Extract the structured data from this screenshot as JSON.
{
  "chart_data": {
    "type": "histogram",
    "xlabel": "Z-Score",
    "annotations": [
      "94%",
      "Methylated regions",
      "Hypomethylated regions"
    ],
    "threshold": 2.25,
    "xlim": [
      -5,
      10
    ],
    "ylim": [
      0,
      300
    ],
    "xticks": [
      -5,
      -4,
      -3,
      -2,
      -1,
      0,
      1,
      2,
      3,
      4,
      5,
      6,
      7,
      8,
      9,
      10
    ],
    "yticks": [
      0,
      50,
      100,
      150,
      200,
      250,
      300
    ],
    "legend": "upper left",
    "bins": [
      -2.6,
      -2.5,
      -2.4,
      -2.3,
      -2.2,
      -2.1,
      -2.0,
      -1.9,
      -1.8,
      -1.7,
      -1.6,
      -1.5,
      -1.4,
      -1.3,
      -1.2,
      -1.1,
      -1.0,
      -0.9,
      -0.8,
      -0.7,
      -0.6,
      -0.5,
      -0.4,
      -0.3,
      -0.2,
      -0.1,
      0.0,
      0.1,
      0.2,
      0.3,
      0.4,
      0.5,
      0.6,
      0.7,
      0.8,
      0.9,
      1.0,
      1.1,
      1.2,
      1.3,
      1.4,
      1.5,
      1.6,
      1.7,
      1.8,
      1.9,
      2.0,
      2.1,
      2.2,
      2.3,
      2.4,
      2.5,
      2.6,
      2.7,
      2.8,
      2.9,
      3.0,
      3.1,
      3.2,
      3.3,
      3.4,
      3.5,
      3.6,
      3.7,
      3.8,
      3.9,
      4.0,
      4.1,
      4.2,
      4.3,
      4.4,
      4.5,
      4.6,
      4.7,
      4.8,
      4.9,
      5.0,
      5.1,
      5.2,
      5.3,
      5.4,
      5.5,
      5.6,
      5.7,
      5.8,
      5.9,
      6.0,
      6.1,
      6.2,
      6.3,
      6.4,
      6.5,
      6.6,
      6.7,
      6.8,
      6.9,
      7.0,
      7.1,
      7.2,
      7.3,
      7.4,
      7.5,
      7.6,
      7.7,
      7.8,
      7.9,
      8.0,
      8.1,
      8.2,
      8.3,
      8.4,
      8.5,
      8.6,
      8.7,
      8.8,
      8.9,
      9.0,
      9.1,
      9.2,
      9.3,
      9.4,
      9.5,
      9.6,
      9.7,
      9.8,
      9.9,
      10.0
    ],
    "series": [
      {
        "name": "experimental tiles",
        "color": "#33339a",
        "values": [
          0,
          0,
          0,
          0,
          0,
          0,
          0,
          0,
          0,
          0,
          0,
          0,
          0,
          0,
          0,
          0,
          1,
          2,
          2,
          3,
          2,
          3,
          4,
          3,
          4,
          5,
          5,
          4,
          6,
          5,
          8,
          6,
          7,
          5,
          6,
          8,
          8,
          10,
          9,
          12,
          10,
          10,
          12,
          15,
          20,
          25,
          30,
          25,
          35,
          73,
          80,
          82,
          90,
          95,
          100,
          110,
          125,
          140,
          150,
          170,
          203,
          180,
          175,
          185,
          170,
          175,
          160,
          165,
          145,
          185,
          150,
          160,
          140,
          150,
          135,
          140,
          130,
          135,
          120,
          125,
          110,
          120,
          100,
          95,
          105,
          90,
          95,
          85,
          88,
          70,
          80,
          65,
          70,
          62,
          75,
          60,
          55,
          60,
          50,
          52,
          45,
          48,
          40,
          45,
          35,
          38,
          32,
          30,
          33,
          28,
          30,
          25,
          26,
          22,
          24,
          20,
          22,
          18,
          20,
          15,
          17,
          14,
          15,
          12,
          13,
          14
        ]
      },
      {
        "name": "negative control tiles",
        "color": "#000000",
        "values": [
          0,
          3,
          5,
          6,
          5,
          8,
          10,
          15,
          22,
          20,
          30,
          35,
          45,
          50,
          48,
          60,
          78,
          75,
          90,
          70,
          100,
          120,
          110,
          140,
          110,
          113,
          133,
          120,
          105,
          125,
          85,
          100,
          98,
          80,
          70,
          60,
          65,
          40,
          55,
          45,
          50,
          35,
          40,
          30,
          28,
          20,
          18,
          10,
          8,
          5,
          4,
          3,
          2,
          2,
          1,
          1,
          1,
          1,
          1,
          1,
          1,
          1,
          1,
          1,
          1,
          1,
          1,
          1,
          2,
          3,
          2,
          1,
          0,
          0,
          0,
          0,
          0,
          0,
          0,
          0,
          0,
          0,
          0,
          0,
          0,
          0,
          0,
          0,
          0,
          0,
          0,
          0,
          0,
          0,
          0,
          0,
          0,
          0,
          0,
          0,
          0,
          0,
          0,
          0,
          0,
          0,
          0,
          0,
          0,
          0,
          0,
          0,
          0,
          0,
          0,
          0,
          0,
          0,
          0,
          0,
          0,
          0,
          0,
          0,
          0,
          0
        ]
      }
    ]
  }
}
______
→ **Exercise prompt**
Copy out the full material exactly as it appears.

→ **Task solution**
Extract the structured data from this screenshot as JSON.
{
  "chart_data": {
    "type": "histogram",
    "xlabel": "Z-Score",
    "annotations": [
      "94%",
      "Methylated regions",
      "Hypomethylated regions"
    ],
    "threshold": 2.25,
    "xlim": [
      -5,
      10
    ],
    "ylim": [
      0,
      300
    ],
    "xticks": [
      -5,
      -4,
      -3,
      -2,
      -1,
      0,
      1,
      2,
      3,
      4,
      5,
      6,
      7,
      8,
      9,
      10
    ],
    "yticks": [
      0,
      50,
      100,
      150,
      200,
      250,
      300
    ],
    "legend": "upper left",
    "bins": [
      -2.6,
      -2.5,
      -2.4,
      -2.3,
      -2.2,
      -2.1,
      -2.0,
      -1.9,
      -1.8,
      -1.7,
      -1.6,
      -1.5,
      -1.4,
      -1.3,
      -1.2,
      -1.1,
      -1.0,
      -0.9,
      -0.8,
      -0.7,
      -0.6,
      -0.5,
      -0.4,
      -0.3,
      -0.2,
      -0.1,
      0.0,
      0.1,
      0.2,
      0.3,
      0.4,
      0.5,
      0.6,
      0.7,
      0.8,
      0.9,
      1.0,
      1.1,
      1.2,
      1.3,
      1.4,
      1.5,
      1.6,
      1.7,
      1.8,
      1.9,
      2.0,
      2.1,
      2.2,
      2.3,
      2.4,
      2.5,
      2.6,
      2.7,
      2.8,
      2.9,
      3.0,
      3.1,
      3.2,
      3.3,
      3.4,
      3.5,
      3.6,
      3.7,
      3.8,
      3.9,
      4.0,
      4.1,
      4.2,
      4.3,
      4.4,
      4.5,
      4.6,
      4.7,
      4.8,
      4.9,
      5.0,
      5.1,
      5.2,
      5.3,
      5.4,
      5.5,
      5.6,
      5.7,
      5.8,
      5.9,
      6.0,
      6.1,
      6.2,
      6.3,
      6.4,
      6.5,
      6.6,
      6.7,
      6.8,
      6.9,
      7.0,
      7.1,
      7.2,
      7.3,
      7.4,
      7.5,
      7.6,
      7.7,
      7.8,
      7.9,
      8.0,
      8.1,
      8.2,
      8.3,
      8.4,
      8.5,
      8.6,
      8.7,
      8.8,
      8.9,
      9.0,
      9.1,
      9.2,
      9.3,
      9.4,
      9.5,
      9.6,
      9.7,
      9.8,
      9.9,
      10.0
    ],
    "series": [
      {
        "name": "experimental tiles",
        "color": "#33339a",
        "values": [
          0,
          0,
          0,
          0,
          0,
          0,
          0,
          0,
          0,
          0,
          0,
          0,
          0,
          0,
          0,
          0,
          1,
          2,
          2,
          3,
          2,
          3,
          4,
          3,
          4,
          5,
          5,
          4,
          6,
          5,
          8,
          6,
          7,
          5,
          6,
          8,
          8,
          10,
          9,
          12,
          10,
          10,
          12,
          15,
          20,
          25,
          30,
          25,
          35,
          73,
          80,
          82,
          90,
          95,
          100,
          110,
          125,
          140,
          150,
          170,
          203,
          180,
          175,
          185,
          170,
          175,
          160,
          165,
          145,
          185,
          150,
          160,
          140,
          150,
          135,
          140,
          130,
          135,
          120,
          125,
          110,
          120,
          100,
          95,
          105,
          90,
          95,
          85,
          88,
          70,
          80,
          65,
          70,
          62,
          75,
          60,
          55,
          60,
          50,
          52,
          45,
          48,
          40,
          45,
          35,
          38,
          32,
          30,
          33,
          28,
          30,
          25,
          26,
          22,
          24,
          20,
          22,
          18,
          20,
          15,
          17,
          14,
          15,
          12,
          13,
          14
        ]
      },
      {
        "name": "negative control tiles",
        "color": "#000000",
        "values": [
          0,
          3,
          5,
          6,
          5,
          8,
          10,
          15,
          22,
          20,
          30,
          35,
          45,
          50,
          48,
          60,
          78,
          75,
          90,
          70,
          100,
          120,
          110,
          140,
          110,
          113,
          133,
          120,
          105,
          125,
          85,
          100,
          98,
          80,
          70,
          60,
          65,
          40,
          55,
          45,
          50,
          35,
          40,
          30,
          28,
          20,
          18,
          10,
          8,
          5,
          4,
          3,
          2,
          2,
          1,
          1,
          1,
          1,
          1,
          1,
          1,
          1,
          1,
          1,
          1,
          1,
          1,
          1,
          2,
          3,
          2,
          1,
          0,
          0,
          0,
          0,
          0,
          0,
          0,
          0,
          0,
          0,
          0,
          0,
          0,
          0,
          0,
          0,
          0,
          0,
          0,
          0,
          0,
          0,
          0,
          0,
          0,
          0,
          0,
          0,
          0,
          0,
          0,
          0,
          0,
          0,
          0,
          0,
          0,
          0,
          0,
          0,
          0,
          0,
          0,
          0,
          0,
          0,
          0,
          0,
          0,
          0,
          0,
          0,
          0,
          0
        ]
      }
    ]
  }
}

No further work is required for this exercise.